Directions for this task:
Copy each line below that includes "Southern".
- - -
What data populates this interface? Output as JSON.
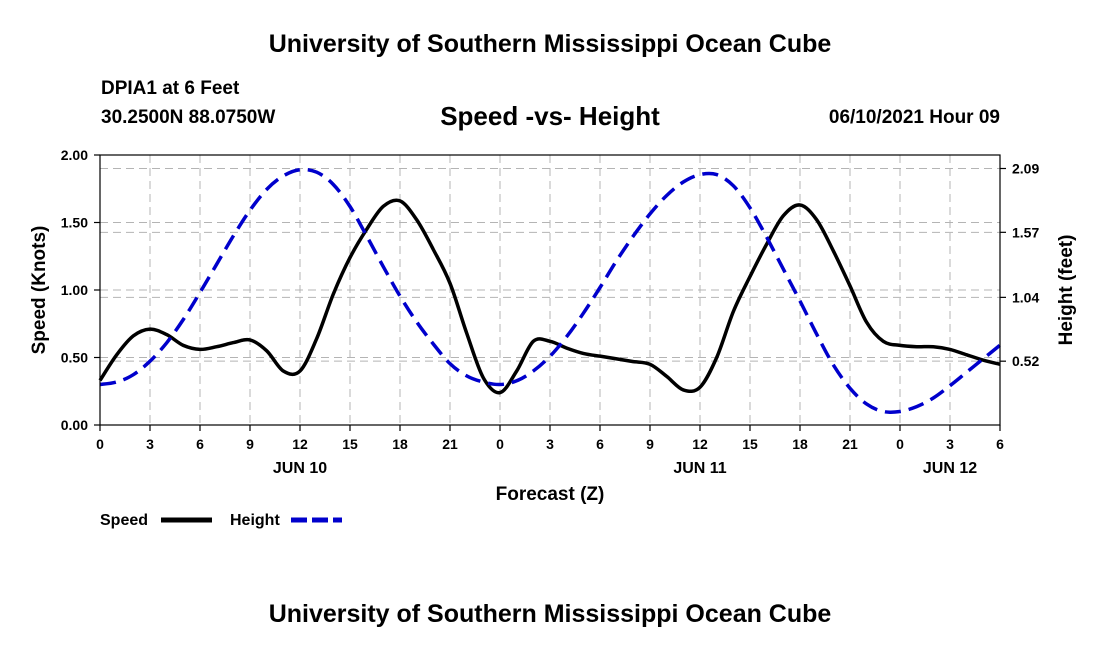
{
  "header": {
    "title": "University of Southern Mississippi Ocean Cube",
    "station": "DPIA1 at 6 Feet",
    "coords": "30.2500N  88.0750W",
    "forecast_time": "06/10/2021 Hour 09"
  },
  "footer": {
    "title": "University of Southern Mississippi Ocean Cube"
  },
  "chart_data": {
    "type": "line",
    "title": "Speed -vs- Height",
    "xlabel": "Forecast (Z)",
    "ylabel": "Speed (Knots)",
    "y2label": "Height (feet)",
    "xlim": [
      0,
      54
    ],
    "ylim": [
      0,
      2
    ],
    "y2lim": [
      0,
      2.2
    ],
    "x_ticks": [
      0,
      3,
      6,
      9,
      12,
      15,
      18,
      21,
      24,
      27,
      30,
      33,
      36,
      39,
      42,
      45,
      48,
      51,
      54
    ],
    "x_tick_labels": [
      "0",
      "3",
      "6",
      "9",
      "12",
      "15",
      "18",
      "21",
      "0",
      "3",
      "6",
      "9",
      "12",
      "15",
      "18",
      "21",
      "0",
      "3",
      "6"
    ],
    "y_ticks": [
      "0.00",
      "0.50",
      "1.00",
      "1.50",
      "2.00"
    ],
    "y2_ticks": [
      "0.52",
      "1.04",
      "1.57",
      "2.09"
    ],
    "day_labels": [
      {
        "x": 12,
        "label": "JUN 10"
      },
      {
        "x": 36,
        "label": "JUN 11"
      },
      {
        "x": 51,
        "label": "JUN 12"
      }
    ],
    "grid": true,
    "legend_position": "bottom-left",
    "series": [
      {
        "name": "Speed",
        "axis": "left",
        "color": "#000000",
        "style": "solid",
        "x": [
          0,
          1,
          2,
          3,
          4,
          5,
          6,
          7,
          8,
          9,
          10,
          11,
          12,
          13,
          14,
          15,
          16,
          17,
          18,
          19,
          20,
          21,
          22,
          23,
          24,
          25,
          26,
          27,
          28,
          29,
          30,
          31,
          32,
          33,
          34,
          35,
          36,
          37,
          38,
          39,
          40,
          41,
          42,
          43,
          44,
          45,
          46,
          47,
          48,
          49,
          50,
          51,
          52,
          53,
          54
        ],
        "values": [
          0.33,
          0.52,
          0.66,
          0.71,
          0.67,
          0.59,
          0.56,
          0.58,
          0.61,
          0.63,
          0.55,
          0.4,
          0.4,
          0.64,
          0.97,
          1.24,
          1.45,
          1.62,
          1.66,
          1.52,
          1.3,
          1.05,
          0.68,
          0.35,
          0.24,
          0.4,
          0.62,
          0.62,
          0.57,
          0.53,
          0.51,
          0.49,
          0.47,
          0.45,
          0.36,
          0.26,
          0.28,
          0.5,
          0.84,
          1.1,
          1.34,
          1.55,
          1.63,
          1.52,
          1.29,
          1.03,
          0.76,
          0.62,
          0.59,
          0.58,
          0.58,
          0.56,
          0.52,
          0.48,
          0.45
        ]
      },
      {
        "name": "Height",
        "axis": "right",
        "color": "#0000cc",
        "style": "dashed",
        "x": [
          0,
          1,
          2,
          3,
          4,
          5,
          6,
          7,
          8,
          9,
          10,
          11,
          12,
          13,
          14,
          15,
          16,
          17,
          18,
          19,
          20,
          21,
          22,
          23,
          24,
          25,
          26,
          27,
          28,
          29,
          30,
          31,
          32,
          33,
          34,
          35,
          36,
          37,
          38,
          39,
          40,
          41,
          42,
          43,
          44,
          45,
          46,
          47,
          48,
          49,
          50,
          51,
          52,
          53,
          54
        ],
        "values": [
          0.33,
          0.35,
          0.41,
          0.52,
          0.67,
          0.86,
          1.08,
          1.31,
          1.54,
          1.75,
          1.92,
          2.03,
          2.08,
          2.06,
          1.96,
          1.78,
          1.54,
          1.29,
          1.05,
          0.84,
          0.66,
          0.5,
          0.4,
          0.35,
          0.33,
          0.36,
          0.44,
          0.56,
          0.72,
          0.91,
          1.12,
          1.34,
          1.54,
          1.72,
          1.87,
          1.98,
          2.04,
          2.04,
          1.95,
          1.77,
          1.53,
          1.27,
          1.01,
          0.74,
          0.49,
          0.3,
          0.17,
          0.11,
          0.11,
          0.15,
          0.22,
          0.32,
          0.43,
          0.54,
          0.65
        ]
      }
    ]
  }
}
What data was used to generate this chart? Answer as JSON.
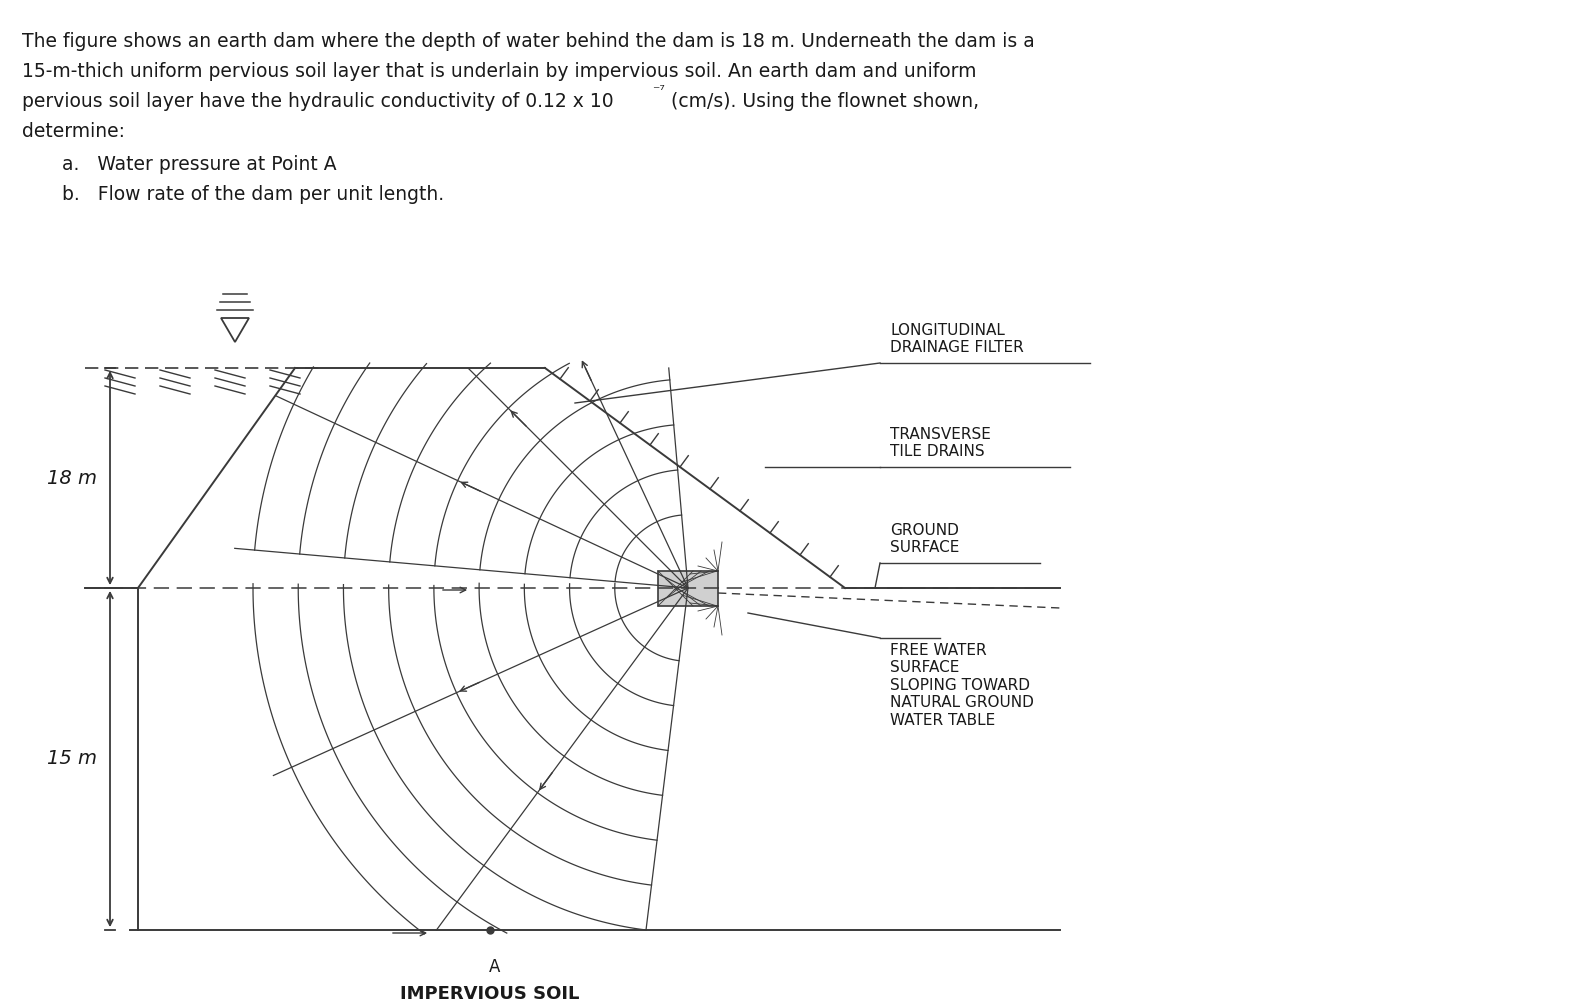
{
  "line_color": "#3a3a3a",
  "bg_color": "#ffffff",
  "text_color": "#1a1a1a",
  "label_18m": "18 m",
  "label_15m": "15 m",
  "label_A": "A",
  "label_impervious": "IMPERVIOUS SOIL",
  "label_longitudinal": "LONGITUDINAL\nDRAINAGE FILTER",
  "label_transverse": "TRANSVERSE\nTILE DRAINS",
  "label_ground": "GROUND\nSURFACE",
  "label_free_water": "FREE WATER\nSURFACE\nSLOPING TOWARD\nNATURAL GROUND\nWATER TABLE",
  "para_line1": "The figure shows an earth dam where the depth of water behind the dam is 18 m. Underneath the dam is a",
  "para_line2": "15-m-thich uniform pervious soil layer that is underlain by impervious soil. An earth dam and uniform",
  "para_line3a": "pervious soil layer have the hydraulic conductivity of 0.12 x 10",
  "para_line3b": " (cm/s). Using the flownet shown,",
  "para_line4": "determine:",
  "sub_a": "a.   Water pressure at Point A",
  "sub_b": "b.   Flow rate of the dam per unit length."
}
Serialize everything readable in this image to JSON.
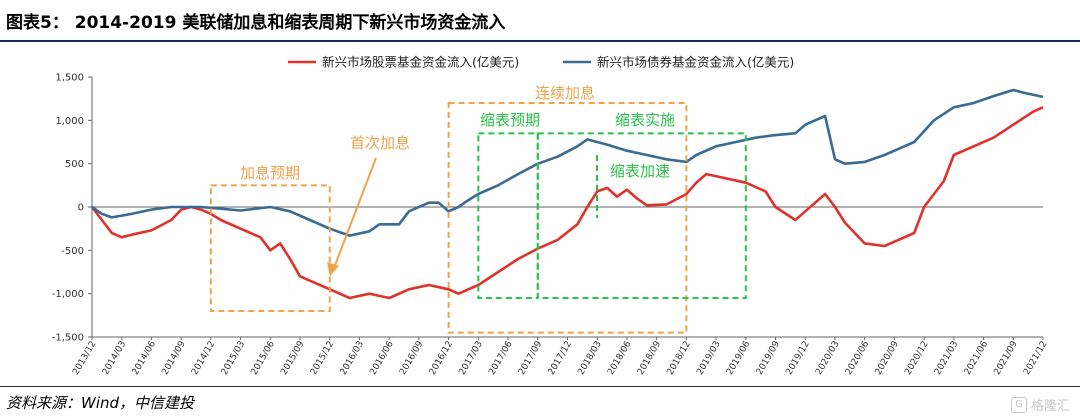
- - -
Worked answer:
    "title": "University of Southern Mississippi Ocean Cube",
    "title": "University of Southern Mississippi Ocean Cube"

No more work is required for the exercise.